→ **YOUR GOAL**:
Check each line of the data below for the word "seconds", then extract the ones that have it.

>> Start SUPPLIED DATA

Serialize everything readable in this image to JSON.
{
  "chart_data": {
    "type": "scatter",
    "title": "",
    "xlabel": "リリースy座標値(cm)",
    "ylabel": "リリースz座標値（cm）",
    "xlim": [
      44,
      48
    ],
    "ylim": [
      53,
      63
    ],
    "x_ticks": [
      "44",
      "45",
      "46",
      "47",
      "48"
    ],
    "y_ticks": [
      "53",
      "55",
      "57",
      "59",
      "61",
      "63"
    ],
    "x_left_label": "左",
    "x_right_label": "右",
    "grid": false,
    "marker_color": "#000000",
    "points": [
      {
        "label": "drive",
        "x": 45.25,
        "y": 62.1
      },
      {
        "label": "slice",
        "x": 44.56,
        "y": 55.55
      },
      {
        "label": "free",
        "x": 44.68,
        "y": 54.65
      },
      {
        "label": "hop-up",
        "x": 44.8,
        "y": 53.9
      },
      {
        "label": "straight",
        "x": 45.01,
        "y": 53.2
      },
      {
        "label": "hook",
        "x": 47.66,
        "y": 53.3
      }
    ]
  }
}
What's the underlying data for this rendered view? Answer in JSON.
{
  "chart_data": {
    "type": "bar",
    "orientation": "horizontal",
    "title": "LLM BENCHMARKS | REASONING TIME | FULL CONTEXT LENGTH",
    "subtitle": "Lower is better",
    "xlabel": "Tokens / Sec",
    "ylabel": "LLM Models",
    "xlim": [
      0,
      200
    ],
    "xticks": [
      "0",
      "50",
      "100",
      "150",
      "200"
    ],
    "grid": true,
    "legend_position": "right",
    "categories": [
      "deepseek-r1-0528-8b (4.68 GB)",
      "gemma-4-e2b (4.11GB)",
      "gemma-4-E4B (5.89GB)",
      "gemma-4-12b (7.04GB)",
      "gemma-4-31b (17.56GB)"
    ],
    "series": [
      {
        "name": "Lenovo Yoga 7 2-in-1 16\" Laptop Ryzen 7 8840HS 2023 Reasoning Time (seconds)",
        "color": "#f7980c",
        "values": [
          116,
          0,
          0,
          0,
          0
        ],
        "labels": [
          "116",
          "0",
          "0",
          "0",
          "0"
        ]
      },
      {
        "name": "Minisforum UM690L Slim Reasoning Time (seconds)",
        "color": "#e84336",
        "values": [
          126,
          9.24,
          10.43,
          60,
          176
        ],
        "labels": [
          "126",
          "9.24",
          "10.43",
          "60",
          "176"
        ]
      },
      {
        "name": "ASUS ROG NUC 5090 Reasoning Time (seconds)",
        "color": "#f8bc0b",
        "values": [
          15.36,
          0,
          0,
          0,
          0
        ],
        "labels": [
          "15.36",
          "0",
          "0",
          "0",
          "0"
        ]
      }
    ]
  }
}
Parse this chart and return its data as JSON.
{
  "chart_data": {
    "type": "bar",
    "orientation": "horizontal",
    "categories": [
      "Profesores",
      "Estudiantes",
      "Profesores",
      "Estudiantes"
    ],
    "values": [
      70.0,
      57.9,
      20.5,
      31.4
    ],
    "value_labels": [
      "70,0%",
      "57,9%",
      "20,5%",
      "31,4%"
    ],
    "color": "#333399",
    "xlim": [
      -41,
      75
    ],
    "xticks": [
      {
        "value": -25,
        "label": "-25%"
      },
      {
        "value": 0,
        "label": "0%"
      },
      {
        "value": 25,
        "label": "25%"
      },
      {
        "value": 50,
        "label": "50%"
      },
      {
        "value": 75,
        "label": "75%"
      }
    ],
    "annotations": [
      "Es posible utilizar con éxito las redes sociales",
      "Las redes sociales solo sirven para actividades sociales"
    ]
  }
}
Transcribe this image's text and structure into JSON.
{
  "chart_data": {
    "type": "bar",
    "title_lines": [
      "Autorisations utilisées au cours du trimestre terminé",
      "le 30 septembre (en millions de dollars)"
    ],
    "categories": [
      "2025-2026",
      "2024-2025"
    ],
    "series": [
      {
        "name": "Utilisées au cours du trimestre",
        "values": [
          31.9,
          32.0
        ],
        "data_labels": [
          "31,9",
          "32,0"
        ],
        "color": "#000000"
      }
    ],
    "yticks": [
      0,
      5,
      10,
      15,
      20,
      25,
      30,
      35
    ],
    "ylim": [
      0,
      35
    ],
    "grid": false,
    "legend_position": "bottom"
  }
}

>> End SUPPLIED DATA

→ **SOLUTION TO THIS TASK**:
        "name": "Lenovo Yoga 7 2-in-1 16\" Laptop Ryzen 7 8840HS 2023 Reasoning Time (seconds)",
        "name": "Minisforum UM690L Slim Reasoning Time (seconds)",
        "name": "ASUS ROG NUC 5090 Reasoning Time (seconds)",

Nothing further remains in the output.